= TASK DESCRIPTION =
Search the records below for the word "structured" and show every line where it occurs.

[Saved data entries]
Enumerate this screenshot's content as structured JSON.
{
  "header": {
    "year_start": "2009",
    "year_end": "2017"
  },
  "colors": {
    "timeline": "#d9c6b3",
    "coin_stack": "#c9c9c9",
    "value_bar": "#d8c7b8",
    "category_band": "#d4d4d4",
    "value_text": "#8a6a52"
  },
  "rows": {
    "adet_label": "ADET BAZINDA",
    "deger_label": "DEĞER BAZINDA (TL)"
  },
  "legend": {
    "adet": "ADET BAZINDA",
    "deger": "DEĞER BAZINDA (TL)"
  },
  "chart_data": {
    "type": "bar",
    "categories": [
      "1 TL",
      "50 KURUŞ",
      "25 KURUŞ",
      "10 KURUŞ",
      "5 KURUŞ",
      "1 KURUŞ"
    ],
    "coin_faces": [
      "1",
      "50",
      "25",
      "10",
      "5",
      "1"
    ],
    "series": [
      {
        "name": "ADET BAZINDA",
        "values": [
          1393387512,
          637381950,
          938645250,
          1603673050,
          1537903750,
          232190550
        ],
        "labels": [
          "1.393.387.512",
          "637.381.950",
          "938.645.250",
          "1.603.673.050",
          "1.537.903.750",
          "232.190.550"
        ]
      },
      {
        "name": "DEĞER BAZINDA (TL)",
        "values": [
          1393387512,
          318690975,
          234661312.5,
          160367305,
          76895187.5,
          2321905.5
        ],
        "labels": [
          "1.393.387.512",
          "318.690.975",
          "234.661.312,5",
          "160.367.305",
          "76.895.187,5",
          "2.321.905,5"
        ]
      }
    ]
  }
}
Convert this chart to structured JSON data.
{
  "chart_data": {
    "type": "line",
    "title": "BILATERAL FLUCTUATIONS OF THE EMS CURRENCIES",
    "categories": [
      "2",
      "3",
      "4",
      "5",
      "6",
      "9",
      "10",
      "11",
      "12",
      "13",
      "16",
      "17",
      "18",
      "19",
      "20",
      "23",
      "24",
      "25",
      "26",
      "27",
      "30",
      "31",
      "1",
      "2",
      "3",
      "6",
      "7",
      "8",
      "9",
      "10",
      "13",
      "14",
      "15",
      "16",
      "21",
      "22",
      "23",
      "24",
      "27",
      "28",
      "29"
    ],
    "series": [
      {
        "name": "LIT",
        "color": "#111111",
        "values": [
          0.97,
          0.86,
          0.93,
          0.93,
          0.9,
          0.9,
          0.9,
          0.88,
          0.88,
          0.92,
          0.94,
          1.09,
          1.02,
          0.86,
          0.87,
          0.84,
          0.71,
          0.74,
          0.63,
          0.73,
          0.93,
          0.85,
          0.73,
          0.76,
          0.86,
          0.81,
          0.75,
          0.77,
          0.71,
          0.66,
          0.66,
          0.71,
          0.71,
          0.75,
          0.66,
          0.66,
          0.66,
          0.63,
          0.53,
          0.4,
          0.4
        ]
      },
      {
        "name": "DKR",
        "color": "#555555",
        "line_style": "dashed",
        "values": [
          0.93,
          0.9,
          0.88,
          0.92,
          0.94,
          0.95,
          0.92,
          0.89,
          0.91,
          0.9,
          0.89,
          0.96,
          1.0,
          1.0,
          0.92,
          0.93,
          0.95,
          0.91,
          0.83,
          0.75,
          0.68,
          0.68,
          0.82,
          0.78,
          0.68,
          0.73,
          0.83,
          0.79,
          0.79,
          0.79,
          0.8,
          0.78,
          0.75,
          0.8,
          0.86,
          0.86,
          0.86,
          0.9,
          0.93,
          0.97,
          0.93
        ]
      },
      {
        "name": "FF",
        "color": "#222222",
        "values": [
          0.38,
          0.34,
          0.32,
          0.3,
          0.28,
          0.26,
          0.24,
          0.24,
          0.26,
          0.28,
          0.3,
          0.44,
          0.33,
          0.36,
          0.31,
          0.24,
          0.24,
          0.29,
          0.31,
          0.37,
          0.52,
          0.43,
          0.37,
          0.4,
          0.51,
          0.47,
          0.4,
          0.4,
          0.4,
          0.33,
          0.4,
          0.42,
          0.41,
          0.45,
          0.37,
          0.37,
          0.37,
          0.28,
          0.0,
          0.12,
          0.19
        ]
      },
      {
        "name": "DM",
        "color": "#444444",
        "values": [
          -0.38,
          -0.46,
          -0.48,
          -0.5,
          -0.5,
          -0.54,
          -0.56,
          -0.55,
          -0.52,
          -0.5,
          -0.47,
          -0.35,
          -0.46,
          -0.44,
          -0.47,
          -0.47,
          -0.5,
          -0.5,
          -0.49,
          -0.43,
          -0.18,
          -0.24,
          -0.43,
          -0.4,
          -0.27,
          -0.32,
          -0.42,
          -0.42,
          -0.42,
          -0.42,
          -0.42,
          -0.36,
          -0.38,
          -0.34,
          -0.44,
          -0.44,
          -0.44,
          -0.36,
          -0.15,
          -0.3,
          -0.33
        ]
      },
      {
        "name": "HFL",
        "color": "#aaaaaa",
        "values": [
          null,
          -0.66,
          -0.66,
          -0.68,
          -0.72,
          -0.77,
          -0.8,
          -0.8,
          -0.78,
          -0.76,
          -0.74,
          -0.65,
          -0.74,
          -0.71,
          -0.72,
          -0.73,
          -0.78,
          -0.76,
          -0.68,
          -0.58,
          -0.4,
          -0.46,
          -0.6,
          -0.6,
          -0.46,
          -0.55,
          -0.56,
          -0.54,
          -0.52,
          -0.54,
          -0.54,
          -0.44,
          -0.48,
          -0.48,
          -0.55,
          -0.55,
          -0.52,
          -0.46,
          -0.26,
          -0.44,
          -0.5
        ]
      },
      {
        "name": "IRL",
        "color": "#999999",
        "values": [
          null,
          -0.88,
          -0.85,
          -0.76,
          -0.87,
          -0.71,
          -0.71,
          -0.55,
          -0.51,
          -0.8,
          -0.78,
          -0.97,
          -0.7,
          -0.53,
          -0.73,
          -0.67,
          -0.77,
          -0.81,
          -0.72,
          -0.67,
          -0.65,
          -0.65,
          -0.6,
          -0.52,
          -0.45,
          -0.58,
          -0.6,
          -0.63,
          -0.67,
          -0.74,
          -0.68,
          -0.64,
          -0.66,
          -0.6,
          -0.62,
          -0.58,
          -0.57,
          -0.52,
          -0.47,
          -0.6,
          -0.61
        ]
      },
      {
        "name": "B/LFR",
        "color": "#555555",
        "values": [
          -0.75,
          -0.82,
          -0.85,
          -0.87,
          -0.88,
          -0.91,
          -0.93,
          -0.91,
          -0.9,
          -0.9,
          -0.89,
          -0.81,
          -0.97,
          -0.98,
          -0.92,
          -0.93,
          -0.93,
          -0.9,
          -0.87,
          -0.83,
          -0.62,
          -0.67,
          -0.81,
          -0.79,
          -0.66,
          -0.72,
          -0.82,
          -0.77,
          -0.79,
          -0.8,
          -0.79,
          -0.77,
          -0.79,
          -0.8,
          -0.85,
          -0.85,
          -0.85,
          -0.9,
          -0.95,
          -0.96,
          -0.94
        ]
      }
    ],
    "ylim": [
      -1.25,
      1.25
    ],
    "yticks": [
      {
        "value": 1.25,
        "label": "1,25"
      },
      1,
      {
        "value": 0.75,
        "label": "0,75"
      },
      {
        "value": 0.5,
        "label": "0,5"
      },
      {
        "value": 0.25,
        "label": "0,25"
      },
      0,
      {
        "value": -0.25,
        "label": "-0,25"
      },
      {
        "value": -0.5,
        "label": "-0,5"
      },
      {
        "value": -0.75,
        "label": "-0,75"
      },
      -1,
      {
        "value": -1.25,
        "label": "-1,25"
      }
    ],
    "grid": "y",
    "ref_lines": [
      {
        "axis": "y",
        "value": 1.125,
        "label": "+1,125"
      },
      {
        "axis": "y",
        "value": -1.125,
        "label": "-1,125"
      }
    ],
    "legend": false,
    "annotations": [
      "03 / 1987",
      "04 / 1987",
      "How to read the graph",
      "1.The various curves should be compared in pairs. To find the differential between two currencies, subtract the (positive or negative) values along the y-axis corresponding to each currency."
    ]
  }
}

= COMPLETED EXERCISE =
Enumerate this screenshot's content as structured JSON.
Convert this chart to structured JSON data.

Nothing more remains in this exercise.